SHORT PROBLEM –
In the listing that follows, how many lines contain "title"? Give the number only.

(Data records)

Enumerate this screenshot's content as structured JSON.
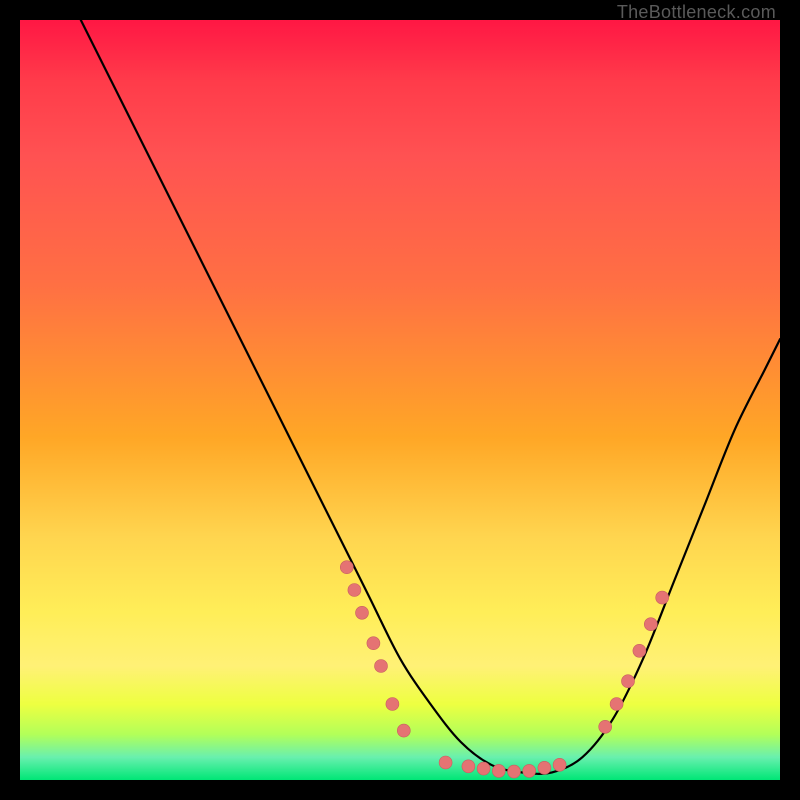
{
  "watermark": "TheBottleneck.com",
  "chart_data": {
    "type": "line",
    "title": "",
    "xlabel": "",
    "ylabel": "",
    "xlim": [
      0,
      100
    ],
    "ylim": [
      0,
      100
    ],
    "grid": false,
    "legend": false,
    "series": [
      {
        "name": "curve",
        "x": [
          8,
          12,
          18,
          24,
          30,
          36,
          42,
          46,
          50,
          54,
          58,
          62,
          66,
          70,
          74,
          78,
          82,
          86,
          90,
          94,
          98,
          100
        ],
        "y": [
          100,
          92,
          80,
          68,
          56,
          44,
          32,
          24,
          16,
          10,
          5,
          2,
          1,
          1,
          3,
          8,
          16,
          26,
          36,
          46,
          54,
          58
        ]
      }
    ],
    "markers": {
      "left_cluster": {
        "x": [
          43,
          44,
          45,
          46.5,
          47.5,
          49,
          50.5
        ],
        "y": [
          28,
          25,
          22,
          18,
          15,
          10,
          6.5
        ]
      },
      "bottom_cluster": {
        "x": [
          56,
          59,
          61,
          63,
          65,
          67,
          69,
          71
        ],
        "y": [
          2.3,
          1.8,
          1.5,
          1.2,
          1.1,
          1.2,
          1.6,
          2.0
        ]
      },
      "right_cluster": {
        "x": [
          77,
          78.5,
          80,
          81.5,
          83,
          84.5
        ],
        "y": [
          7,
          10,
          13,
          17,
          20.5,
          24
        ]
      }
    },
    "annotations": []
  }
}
...
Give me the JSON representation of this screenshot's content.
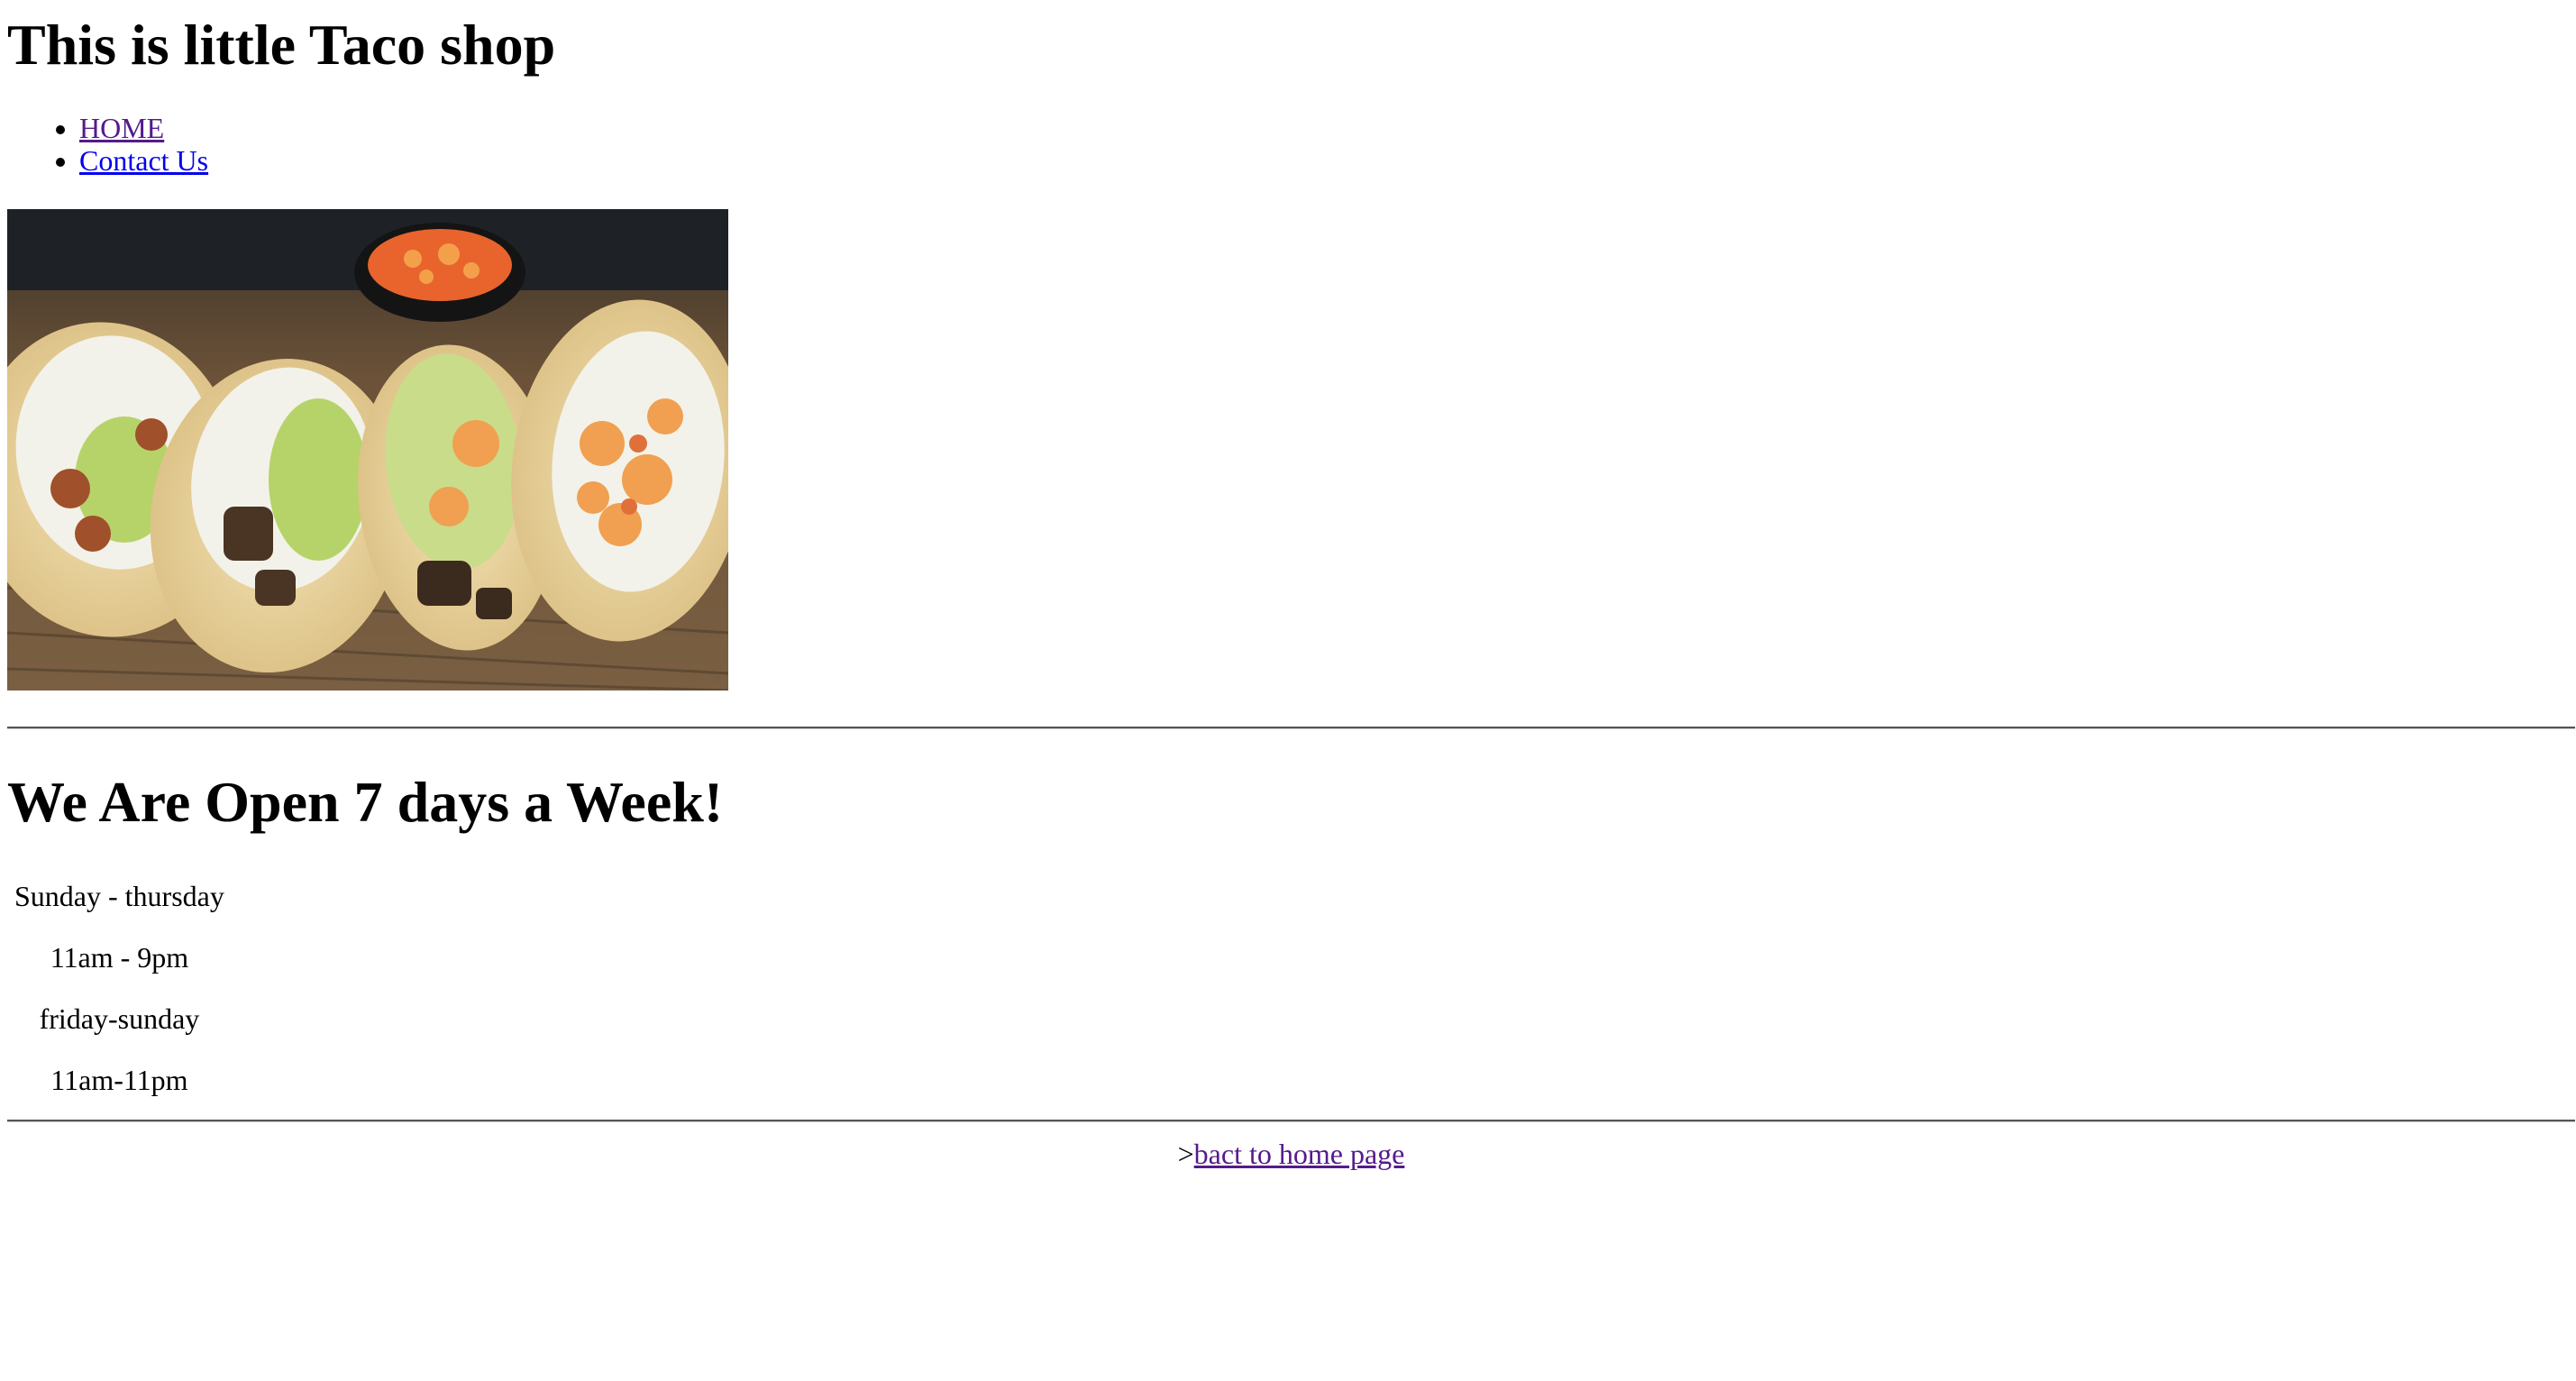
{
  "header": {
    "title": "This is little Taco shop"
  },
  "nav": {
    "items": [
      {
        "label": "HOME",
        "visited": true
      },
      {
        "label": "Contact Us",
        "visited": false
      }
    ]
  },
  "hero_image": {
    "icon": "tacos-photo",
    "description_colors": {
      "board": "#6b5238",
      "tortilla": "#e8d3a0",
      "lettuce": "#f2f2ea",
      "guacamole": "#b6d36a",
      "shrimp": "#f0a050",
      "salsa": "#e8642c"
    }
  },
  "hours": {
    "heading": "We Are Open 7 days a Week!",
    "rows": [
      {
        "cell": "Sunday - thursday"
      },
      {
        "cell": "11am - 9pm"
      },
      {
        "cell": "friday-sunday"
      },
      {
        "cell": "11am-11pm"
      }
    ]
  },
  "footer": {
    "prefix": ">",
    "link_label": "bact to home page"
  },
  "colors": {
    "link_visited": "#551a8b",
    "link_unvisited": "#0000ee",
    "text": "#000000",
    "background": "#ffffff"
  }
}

FULL OUTPUT –
2